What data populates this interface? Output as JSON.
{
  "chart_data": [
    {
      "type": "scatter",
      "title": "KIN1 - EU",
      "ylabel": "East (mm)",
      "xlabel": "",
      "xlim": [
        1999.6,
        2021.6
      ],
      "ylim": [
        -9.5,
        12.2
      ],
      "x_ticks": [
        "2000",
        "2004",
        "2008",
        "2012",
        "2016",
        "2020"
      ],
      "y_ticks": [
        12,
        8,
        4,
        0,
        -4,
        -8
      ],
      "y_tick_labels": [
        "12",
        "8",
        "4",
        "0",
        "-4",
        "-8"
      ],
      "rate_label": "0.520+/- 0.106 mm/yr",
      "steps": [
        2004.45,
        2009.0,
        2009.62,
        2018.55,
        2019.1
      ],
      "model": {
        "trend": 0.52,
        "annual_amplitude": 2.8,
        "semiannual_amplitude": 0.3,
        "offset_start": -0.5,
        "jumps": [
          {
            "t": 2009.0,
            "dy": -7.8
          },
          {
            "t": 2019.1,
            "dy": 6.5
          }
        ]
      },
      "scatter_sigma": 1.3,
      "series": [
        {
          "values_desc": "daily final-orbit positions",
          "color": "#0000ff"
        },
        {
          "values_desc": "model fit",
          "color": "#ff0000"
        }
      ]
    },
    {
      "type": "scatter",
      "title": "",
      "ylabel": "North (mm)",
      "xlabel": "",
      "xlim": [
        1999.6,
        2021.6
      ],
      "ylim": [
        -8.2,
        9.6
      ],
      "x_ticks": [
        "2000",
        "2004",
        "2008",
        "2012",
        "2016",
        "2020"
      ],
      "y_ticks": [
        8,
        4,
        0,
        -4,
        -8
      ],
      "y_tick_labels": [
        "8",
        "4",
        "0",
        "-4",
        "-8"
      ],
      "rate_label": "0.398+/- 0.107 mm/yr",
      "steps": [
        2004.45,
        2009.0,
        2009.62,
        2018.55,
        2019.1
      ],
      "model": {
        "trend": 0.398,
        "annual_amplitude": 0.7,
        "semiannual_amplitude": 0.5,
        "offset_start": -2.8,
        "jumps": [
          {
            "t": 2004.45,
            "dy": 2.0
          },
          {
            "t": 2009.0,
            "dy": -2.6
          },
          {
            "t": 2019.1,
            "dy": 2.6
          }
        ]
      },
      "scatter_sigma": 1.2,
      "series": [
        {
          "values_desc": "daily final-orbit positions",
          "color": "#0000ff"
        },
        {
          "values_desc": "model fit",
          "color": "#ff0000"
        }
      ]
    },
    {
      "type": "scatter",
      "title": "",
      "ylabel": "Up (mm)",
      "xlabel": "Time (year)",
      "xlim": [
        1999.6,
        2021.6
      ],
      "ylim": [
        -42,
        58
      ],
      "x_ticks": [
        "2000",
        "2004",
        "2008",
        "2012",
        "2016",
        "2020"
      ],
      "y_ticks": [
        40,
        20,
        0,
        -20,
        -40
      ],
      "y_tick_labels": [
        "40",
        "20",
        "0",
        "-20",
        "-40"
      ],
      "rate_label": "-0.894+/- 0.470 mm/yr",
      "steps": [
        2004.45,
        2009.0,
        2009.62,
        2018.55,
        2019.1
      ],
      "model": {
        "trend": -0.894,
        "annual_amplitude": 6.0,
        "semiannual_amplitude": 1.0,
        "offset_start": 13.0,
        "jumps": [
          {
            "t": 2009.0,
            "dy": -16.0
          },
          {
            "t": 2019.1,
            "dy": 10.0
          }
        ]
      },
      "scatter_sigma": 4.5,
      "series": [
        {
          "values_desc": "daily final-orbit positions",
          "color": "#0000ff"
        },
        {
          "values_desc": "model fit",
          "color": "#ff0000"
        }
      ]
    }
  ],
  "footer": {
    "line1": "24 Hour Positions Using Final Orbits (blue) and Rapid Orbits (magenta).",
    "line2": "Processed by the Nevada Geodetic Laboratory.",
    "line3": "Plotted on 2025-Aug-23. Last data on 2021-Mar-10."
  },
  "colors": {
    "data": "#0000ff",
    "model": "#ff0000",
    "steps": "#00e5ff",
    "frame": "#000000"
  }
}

################

● **Problem**:
Look over the listing. Pull out every line with the string "ylabel" in it.

● **Exercise answer**:
      "ylabel": "East (mm)",
      "ylabel": "North (mm)",
      "ylabel": "Up (mm)",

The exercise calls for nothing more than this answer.